Problem to solve:
Select, from the data, each line where "Michelle" occurs.
Extracted records start
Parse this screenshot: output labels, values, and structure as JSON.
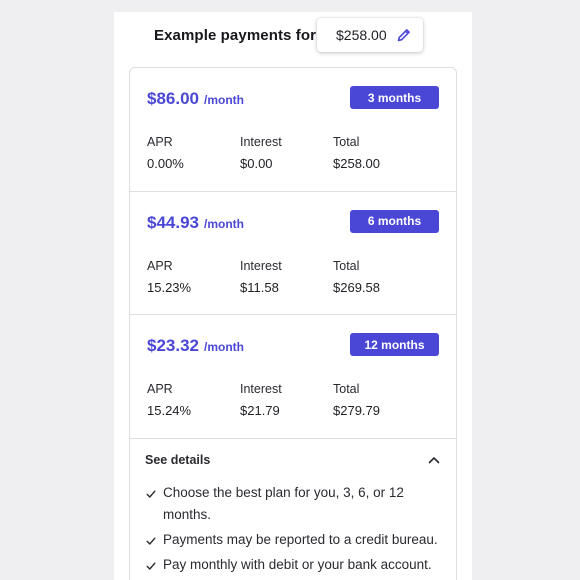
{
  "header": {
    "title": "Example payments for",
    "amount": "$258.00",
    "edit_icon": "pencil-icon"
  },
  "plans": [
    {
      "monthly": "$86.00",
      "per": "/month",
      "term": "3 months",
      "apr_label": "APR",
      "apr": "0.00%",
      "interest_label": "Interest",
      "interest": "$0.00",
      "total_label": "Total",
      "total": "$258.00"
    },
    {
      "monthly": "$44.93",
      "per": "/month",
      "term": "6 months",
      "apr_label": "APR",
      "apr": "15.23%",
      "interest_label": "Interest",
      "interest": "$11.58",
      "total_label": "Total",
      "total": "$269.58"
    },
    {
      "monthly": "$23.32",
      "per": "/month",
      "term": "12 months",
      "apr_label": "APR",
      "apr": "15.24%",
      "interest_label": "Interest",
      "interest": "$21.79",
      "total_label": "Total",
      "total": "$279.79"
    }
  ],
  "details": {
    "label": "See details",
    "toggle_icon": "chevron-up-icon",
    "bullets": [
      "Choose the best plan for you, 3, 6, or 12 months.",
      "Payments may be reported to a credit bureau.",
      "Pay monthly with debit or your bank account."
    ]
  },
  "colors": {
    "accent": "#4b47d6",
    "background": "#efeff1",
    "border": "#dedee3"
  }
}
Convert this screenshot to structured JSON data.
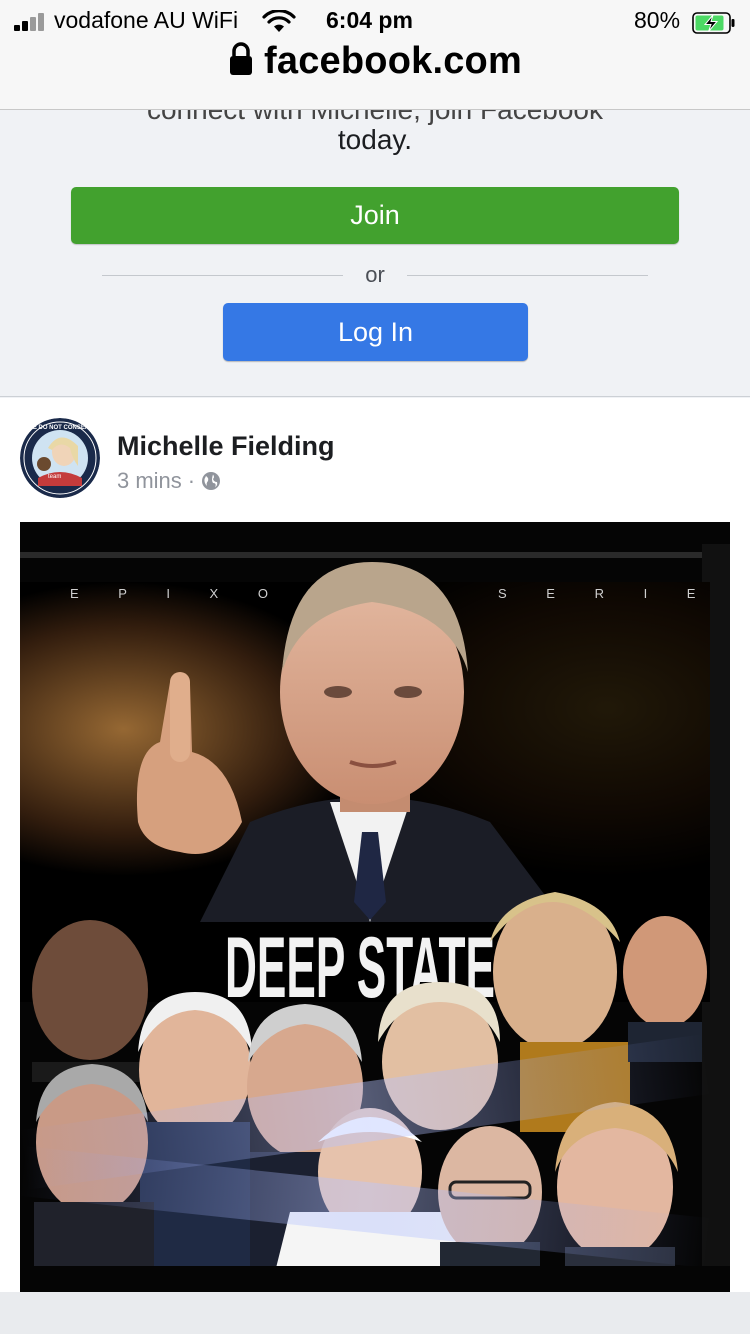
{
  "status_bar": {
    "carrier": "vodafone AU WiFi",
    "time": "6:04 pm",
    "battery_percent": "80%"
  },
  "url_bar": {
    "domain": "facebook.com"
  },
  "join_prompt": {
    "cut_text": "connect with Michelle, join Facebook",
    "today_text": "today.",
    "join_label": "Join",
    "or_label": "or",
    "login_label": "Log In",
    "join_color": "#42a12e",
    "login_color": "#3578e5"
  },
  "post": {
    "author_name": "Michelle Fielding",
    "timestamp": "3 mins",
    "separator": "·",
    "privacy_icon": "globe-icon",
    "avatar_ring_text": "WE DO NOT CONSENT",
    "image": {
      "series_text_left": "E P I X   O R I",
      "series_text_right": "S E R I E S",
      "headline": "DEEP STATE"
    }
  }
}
Extracted records end
Answer for this exercise:
    "cut_text": "connect with Michelle, join Facebook",
    "author_name": "Michelle Fielding",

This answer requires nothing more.